Extract every line that contains the word "text".

— Begin Material for the task —

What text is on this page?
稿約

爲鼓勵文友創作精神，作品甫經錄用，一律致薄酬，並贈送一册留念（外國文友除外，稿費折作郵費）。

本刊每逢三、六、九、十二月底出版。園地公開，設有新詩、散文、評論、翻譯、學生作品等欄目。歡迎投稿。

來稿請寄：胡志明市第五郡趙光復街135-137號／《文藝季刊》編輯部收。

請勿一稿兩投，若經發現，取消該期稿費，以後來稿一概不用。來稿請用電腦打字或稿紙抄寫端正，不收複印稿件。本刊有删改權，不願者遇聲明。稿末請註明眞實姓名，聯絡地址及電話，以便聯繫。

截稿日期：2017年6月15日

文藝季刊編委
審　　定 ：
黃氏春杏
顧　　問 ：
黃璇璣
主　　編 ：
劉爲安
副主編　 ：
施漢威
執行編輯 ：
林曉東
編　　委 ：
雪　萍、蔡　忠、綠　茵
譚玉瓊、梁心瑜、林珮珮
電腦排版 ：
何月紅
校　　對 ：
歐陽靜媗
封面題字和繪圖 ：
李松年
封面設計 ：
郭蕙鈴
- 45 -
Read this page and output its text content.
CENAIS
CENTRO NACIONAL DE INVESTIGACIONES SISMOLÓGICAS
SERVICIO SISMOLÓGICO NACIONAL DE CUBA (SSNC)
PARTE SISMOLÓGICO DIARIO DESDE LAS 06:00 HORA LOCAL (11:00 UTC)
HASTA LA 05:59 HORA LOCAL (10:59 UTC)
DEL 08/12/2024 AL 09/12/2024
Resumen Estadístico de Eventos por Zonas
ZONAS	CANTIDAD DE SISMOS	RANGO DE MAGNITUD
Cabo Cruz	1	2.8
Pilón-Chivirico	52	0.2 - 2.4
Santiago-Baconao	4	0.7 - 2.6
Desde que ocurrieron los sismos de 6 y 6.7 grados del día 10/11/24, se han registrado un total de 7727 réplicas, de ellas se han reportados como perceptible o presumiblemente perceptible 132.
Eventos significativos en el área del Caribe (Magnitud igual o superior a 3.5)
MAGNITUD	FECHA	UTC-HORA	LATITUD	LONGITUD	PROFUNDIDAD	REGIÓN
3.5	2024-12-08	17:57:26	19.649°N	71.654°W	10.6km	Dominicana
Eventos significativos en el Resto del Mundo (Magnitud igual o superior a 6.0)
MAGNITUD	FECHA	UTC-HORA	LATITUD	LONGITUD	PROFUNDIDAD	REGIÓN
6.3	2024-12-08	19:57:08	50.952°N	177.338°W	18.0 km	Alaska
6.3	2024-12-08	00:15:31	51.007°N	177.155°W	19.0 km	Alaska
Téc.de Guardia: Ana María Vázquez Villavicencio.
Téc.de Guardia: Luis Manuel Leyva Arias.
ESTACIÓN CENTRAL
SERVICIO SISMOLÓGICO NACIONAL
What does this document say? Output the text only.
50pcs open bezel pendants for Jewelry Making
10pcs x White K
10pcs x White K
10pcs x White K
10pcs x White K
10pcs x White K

— End Material for the task —

Exercise answer:
What text is on this page?
Read this page and output its text content.
What does this document say? Output the text only.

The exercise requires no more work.